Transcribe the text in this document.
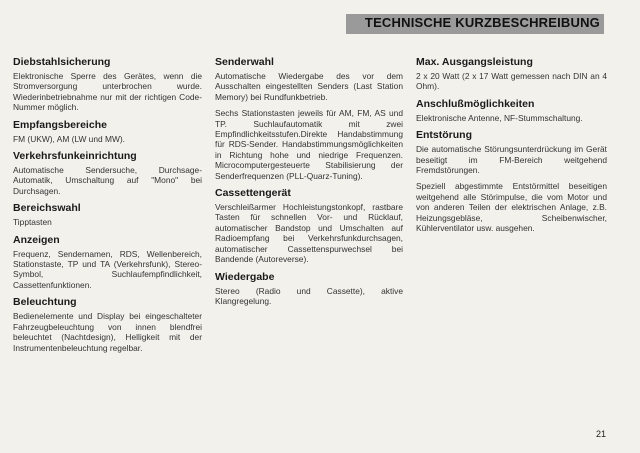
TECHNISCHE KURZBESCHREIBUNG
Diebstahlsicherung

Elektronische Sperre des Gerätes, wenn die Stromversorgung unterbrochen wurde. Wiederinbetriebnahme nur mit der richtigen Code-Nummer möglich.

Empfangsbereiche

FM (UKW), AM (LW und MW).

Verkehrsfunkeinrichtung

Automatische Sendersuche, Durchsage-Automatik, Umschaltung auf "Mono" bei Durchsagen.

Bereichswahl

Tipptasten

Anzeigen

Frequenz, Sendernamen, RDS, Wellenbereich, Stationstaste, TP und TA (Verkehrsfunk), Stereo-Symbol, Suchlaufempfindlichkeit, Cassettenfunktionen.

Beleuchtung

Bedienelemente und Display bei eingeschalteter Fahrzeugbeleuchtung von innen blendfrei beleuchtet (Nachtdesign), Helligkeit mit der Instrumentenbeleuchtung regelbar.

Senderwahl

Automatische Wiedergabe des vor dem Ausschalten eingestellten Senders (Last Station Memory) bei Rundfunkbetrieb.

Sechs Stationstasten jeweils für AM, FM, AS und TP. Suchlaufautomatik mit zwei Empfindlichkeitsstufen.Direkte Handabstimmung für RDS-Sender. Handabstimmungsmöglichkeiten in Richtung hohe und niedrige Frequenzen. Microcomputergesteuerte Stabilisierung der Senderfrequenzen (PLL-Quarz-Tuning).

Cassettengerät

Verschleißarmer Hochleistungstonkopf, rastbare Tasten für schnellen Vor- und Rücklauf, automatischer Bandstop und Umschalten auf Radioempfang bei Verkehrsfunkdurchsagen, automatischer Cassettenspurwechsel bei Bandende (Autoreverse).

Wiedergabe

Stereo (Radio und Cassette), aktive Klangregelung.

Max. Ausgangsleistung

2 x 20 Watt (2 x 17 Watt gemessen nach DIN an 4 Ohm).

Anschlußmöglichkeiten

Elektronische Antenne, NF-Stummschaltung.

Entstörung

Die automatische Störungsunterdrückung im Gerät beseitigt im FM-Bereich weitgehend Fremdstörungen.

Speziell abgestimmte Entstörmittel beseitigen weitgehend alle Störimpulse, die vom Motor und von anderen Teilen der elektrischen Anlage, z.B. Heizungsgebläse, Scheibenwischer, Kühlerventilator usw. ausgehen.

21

==

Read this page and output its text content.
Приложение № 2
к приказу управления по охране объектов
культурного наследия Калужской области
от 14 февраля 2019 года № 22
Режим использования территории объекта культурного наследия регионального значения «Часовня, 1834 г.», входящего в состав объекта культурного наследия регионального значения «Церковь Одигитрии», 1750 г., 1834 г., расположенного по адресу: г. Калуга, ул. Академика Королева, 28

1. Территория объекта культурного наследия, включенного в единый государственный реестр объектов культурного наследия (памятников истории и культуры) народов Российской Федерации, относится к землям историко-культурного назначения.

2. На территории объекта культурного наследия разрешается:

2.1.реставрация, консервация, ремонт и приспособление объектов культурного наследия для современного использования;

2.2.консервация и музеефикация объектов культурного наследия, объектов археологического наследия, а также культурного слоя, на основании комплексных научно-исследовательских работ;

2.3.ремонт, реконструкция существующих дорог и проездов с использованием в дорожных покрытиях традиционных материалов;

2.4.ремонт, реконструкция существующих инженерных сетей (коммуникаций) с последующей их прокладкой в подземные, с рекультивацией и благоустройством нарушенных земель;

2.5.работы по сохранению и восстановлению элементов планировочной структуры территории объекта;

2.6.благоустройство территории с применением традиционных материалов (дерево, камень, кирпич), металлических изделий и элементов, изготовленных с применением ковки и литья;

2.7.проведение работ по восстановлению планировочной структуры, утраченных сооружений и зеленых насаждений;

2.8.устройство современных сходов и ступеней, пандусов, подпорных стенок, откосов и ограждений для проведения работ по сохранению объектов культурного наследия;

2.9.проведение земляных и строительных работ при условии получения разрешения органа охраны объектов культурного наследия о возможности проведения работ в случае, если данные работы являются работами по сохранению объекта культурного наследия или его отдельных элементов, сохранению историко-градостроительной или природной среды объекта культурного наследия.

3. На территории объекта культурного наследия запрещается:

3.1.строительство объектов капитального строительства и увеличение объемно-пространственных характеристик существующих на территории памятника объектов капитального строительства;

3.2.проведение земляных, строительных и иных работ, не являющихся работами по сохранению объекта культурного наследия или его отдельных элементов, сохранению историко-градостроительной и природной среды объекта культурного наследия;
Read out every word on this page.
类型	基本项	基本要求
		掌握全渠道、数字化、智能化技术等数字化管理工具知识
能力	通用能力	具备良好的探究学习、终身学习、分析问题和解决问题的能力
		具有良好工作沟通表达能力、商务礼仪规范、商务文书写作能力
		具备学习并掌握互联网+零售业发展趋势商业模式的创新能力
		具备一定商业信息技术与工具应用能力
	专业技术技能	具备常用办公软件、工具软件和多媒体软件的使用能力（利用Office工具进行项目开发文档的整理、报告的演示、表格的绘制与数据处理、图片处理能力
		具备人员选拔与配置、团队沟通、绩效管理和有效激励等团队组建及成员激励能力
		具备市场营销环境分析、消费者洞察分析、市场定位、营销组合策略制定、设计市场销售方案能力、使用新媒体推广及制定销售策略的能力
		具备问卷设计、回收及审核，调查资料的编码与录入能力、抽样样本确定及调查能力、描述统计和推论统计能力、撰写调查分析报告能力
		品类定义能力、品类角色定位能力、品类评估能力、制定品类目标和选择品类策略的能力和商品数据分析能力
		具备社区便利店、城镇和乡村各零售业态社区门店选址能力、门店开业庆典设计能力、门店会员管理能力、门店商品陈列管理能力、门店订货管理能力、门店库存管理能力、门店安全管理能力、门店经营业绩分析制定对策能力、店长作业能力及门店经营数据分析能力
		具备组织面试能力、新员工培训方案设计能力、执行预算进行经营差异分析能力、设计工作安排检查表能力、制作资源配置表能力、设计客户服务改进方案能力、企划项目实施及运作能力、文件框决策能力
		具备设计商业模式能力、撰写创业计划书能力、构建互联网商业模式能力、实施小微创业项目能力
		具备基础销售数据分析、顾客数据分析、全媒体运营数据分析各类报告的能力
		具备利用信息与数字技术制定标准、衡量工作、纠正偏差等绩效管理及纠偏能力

Exercise directions: Gather up the lines that contain the word "традиционных".

Solution for this exercise:
2.3.ремонт, реконструкция существующих дорог и проездов с использованием в дорожных покрытиях традиционных материалов;
2.6.благоустройство территории с применением традиционных материалов (дерево, камень, кирпич), металлических изделий и элементов, изготовленных с применением ковки и литья;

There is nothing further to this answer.